Write the records out again, keeping each line exactly as it is.

§ DATA LINES:
--- START ---

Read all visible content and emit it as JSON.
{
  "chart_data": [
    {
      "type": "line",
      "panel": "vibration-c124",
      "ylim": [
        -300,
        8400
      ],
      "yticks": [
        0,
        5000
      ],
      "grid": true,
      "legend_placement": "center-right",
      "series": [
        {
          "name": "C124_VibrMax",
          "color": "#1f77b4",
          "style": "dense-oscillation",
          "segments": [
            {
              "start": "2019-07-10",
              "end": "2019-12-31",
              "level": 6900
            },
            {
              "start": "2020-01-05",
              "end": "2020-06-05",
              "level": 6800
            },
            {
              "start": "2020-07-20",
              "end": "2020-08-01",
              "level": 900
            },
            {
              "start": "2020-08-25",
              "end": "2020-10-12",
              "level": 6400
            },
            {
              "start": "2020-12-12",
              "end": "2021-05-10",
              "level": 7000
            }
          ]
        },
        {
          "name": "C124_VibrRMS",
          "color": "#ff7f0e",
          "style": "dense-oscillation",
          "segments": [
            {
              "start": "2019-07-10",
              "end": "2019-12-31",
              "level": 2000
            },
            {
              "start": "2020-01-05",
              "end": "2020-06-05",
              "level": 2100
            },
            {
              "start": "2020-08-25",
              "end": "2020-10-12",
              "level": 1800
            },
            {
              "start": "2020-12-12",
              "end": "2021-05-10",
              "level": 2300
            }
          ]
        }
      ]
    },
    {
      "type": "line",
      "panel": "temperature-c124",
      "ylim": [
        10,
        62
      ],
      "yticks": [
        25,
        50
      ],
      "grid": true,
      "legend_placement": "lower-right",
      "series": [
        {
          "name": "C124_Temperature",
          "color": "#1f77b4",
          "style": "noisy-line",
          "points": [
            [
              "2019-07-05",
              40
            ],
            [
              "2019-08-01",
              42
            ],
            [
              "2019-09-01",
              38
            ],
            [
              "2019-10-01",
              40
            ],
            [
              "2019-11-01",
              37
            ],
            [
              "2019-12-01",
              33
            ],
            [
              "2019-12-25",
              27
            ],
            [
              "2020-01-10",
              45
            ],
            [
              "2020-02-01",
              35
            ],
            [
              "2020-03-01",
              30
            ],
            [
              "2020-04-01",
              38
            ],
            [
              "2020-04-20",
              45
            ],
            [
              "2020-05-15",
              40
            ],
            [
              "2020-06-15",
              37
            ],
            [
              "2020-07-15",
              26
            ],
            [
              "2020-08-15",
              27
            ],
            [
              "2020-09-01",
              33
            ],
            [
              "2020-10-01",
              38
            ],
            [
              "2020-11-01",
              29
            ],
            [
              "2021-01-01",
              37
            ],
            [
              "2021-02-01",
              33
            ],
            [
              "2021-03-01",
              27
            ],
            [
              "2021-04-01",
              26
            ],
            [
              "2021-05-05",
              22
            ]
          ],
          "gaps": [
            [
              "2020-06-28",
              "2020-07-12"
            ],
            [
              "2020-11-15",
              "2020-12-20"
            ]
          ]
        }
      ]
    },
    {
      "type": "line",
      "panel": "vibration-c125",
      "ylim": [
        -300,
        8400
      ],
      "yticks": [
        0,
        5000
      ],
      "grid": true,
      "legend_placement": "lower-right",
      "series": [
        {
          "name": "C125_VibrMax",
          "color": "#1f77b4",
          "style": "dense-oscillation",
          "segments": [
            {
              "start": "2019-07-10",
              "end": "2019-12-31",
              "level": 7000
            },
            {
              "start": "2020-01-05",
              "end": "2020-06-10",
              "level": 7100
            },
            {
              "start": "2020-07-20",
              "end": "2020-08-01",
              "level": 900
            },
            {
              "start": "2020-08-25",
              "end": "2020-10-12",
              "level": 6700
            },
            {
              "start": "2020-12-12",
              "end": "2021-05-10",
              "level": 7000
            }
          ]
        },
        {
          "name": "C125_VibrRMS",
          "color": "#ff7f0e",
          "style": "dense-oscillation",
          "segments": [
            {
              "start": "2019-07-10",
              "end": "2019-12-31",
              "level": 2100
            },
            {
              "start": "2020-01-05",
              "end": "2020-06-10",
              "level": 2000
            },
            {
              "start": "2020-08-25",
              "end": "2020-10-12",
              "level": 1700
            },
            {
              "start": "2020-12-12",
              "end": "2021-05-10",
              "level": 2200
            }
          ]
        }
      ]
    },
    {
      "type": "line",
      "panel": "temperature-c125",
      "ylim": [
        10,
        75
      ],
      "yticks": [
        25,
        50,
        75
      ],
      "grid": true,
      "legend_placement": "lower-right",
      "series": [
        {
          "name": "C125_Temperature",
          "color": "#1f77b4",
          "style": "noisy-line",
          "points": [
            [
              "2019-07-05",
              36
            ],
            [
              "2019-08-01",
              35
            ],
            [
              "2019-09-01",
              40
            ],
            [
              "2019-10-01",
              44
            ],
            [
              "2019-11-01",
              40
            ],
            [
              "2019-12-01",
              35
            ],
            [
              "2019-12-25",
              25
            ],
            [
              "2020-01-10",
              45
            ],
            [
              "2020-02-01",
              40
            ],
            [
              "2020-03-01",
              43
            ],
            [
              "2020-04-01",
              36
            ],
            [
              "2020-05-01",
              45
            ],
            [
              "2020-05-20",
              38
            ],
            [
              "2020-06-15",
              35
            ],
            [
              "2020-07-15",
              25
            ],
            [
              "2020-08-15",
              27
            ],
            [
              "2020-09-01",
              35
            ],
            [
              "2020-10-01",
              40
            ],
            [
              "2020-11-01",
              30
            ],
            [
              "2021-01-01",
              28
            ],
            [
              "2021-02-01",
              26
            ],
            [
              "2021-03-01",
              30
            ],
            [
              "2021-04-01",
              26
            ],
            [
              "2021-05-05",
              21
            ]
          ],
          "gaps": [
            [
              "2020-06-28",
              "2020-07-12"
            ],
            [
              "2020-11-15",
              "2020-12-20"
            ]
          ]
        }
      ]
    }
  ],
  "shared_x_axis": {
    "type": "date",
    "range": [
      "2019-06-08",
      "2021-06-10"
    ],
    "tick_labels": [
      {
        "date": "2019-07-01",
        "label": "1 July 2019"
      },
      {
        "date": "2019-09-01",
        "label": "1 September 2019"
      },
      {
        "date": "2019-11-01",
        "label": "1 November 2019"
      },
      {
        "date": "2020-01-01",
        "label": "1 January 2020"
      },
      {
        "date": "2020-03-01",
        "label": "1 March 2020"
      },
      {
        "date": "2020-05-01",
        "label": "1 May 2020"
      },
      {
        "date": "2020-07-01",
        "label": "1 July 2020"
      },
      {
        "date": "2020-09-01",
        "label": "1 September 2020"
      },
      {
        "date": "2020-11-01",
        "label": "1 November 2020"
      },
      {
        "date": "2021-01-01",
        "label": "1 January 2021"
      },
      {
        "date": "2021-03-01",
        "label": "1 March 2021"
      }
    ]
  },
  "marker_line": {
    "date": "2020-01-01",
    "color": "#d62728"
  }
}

--- END ---

§ PROBLEM SOLUTION:
Read all visible content and emit it as JSON.
{
  "chart_data": [
    {
      "type": "line",
      "panel": "vibration-c124",
      "ylim": [
        -300,
        8400
      ],
      "yticks": [
        0,
        5000
      ],
      "grid": true,
      "legend_placement": "center-right",
      "series": [
        {
          "name": "C124_VibrMax",
          "color": "#1f77b4",
          "style": "dense-oscillation",
          "segments": [
            {
              "start": "2019-07-10",
              "end": "2019-12-31",
              "level": 6900
            },
            {
              "start": "2020-01-05",
              "end": "2020-06-05",
              "level": 6800
            },
            {
              "start": "2020-07-20",
              "end": "2020-08-01",
              "level": 900
            },
            {
              "start": "2020-08-25",
              "end": "2020-10-12",
              "level": 6400
            },
            {
              "start": "2020-12-12",
              "end": "2021-05-10",
              "level": 7000
            }
          ]
        },
        {
          "name": "C124_VibrRMS",
          "color": "#ff7f0e",
          "style": "dense-oscillation",
          "segments": [
            {
              "start": "2019-07-10",
              "end": "2019-12-31",
              "level": 2000
            },
            {
              "start": "2020-01-05",
              "end": "2020-06-05",
              "level": 2100
            },
            {
              "start": "2020-08-25",
              "end": "2020-10-12",
              "level": 1800
            },
            {
              "start": "2020-12-12",
              "end": "2021-05-10",
              "level": 2300
            }
          ]
        }
      ]
    },
    {
      "type": "line",
      "panel": "temperature-c124",
      "ylim": [
        10,
        62
      ],
      "yticks": [
        25,
        50
      ],
      "grid": true,
      "legend_placement": "lower-right",
      "series": [
        {
          "name": "C124_Temperature",
          "color": "#1f77b4",
          "style": "noisy-line",
          "points": [
            [
              "2019-07-05",
              40
            ],
            [
              "2019-08-01",
              42
            ],
            [
              "2019-09-01",
              38
            ],
            [
              "2019-10-01",
              40
            ],
            [
              "2019-11-01",
              37
            ],
            [
              "2019-12-01",
              33
            ],
            [
              "2019-12-25",
              27
            ],
            [
              "2020-01-10",
              45
            ],
            [
              "2020-02-01",
              35
            ],
            [
              "2020-03-01",
              30
            ],
            [
              "2020-04-01",
              38
            ],
            [
              "2020-04-20",
              45
            ],
            [
              "2020-05-15",
              40
            ],
            [
              "2020-06-15",
              37
            ],
            [
              "2020-07-15",
              26
            ],
            [
              "2020-08-15",
              27
            ],
            [
              "2020-09-01",
              33
            ],
            [
              "2020-10-01",
              38
            ],
            [
              "2020-11-01",
              29
            ],
            [
              "2021-01-01",
              37
            ],
            [
              "2021-02-01",
              33
            ],
            [
              "2021-03-01",
              27
            ],
            [
              "2021-04-01",
              26
            ],
            [
              "2021-05-05",
              22
            ]
          ],
          "gaps": [
            [
              "2020-06-28",
              "2020-07-12"
            ],
            [
              "2020-11-15",
              "2020-12-20"
            ]
          ]
        }
      ]
    },
    {
      "type": "line",
      "panel": "vibration-c125",
      "ylim": [
        -300,
        8400
      ],
      "yticks": [
        0,
        5000
      ],
      "grid": true,
      "legend_placement": "lower-right",
      "series": [
        {
          "name": "C125_VibrMax",
          "color": "#1f77b4",
          "style": "dense-oscillation",
          "segments": [
            {
              "start": "2019-07-10",
              "end": "2019-12-31",
              "level": 7000
            },
            {
              "start": "2020-01-05",
              "end": "2020-06-10",
              "level": 7100
            },
            {
              "start": "2020-07-20",
              "end": "2020-08-01",
              "level": 900
            },
            {
              "start": "2020-08-25",
              "end": "2020-10-12",
              "level": 6700
            },
            {
              "start": "2020-12-12",
              "end": "2021-05-10",
              "level": 7000
            }
          ]
        },
        {
          "name": "C125_VibrRMS",
          "color": "#ff7f0e",
          "style": "dense-oscillation",
          "segments": [
            {
              "start": "2019-07-10",
              "end": "2019-12-31",
              "level": 2100
            },
            {
              "start": "2020-01-05",
              "end": "2020-06-10",
              "level": 2000
            },
            {
              "start": "2020-08-25",
              "end": "2020-10-12",
              "level": 1700
            },
            {
              "start": "2020-12-12",
              "end": "2021-05-10",
              "level": 2200
            }
          ]
        }
      ]
    },
    {
      "type": "line",
      "panel": "temperature-c125",
      "ylim": [
        10,
        75
      ],
      "yticks": [
        25,
        50,
        75
      ],
      "grid": true,
      "legend_placement": "lower-right",
      "series": [
        {
          "name": "C125_Temperature",
          "color": "#1f77b4",
          "style": "noisy-line",
          "points": [
            [
              "2019-07-05",
              36
            ],
            [
              "2019-08-01",
              35
            ],
            [
              "2019-09-01",
              40
            ],
            [
              "2019-10-01",
              44
            ],
            [
              "2019-11-01",
              40
            ],
            [
              "2019-12-01",
              35
            ],
            [
              "2019-12-25",
              25
            ],
            [
              "2020-01-10",
              45
            ],
            [
              "2020-02-01",
              40
            ],
            [
              "2020-03-01",
              43
            ],
            [
              "2020-04-01",
              36
            ],
            [
              "2020-05-01",
              45
            ],
            [
              "2020-05-20",
              38
            ],
            [
              "2020-06-15",
              35
            ],
            [
              "2020-07-15",
              25
            ],
            [
              "2020-08-15",
              27
            ],
            [
              "2020-09-01",
              35
            ],
            [
              "2020-10-01",
              40
            ],
            [
              "2020-11-01",
              30
            ],
            [
              "2021-01-01",
              28
            ],
            [
              "2021-02-01",
              26
            ],
            [
              "2021-03-01",
              30
            ],
            [
              "2021-04-01",
              26
            ],
            [
              "2021-05-05",
              21
            ]
          ],
          "gaps": [
            [
              "2020-06-28",
              "2020-07-12"
            ],
            [
              "2020-11-15",
              "2020-12-20"
            ]
          ]
        }
      ]
    }
  ],
  "shared_x_axis": {
    "type": "date",
    "range": [
      "2019-06-08",
      "2021-06-10"
    ],
    "tick_labels": [
      {
        "date": "2019-07-01",
        "label": "1 July 2019"
      },
      {
        "date": "2019-09-01",
        "label": "1 September 2019"
      },
      {
        "date": "2019-11-01",
        "label": "1 November 2019"
      },
      {
        "date": "2020-01-01",
        "label": "1 January 2020"
      },
      {
        "date": "2020-03-01",
        "label": "1 March 2020"
      },
      {
        "date": "2020-05-01",
        "label": "1 May 2020"
      },
      {
        "date": "2020-07-01",
        "label": "1 July 2020"
      },
      {
        "date": "2020-09-01",
        "label": "1 September 2020"
      },
      {
        "date": "2020-11-01",
        "label": "1 November 2020"
      },
      {
        "date": "2021-01-01",
        "label": "1 January 2021"
      },
      {
        "date": "2021-03-01",
        "label": "1 March 2021"
      }
    ]
  },
  "marker_line": {
    "date": "2020-01-01",
    "color": "#d62728"
  }
}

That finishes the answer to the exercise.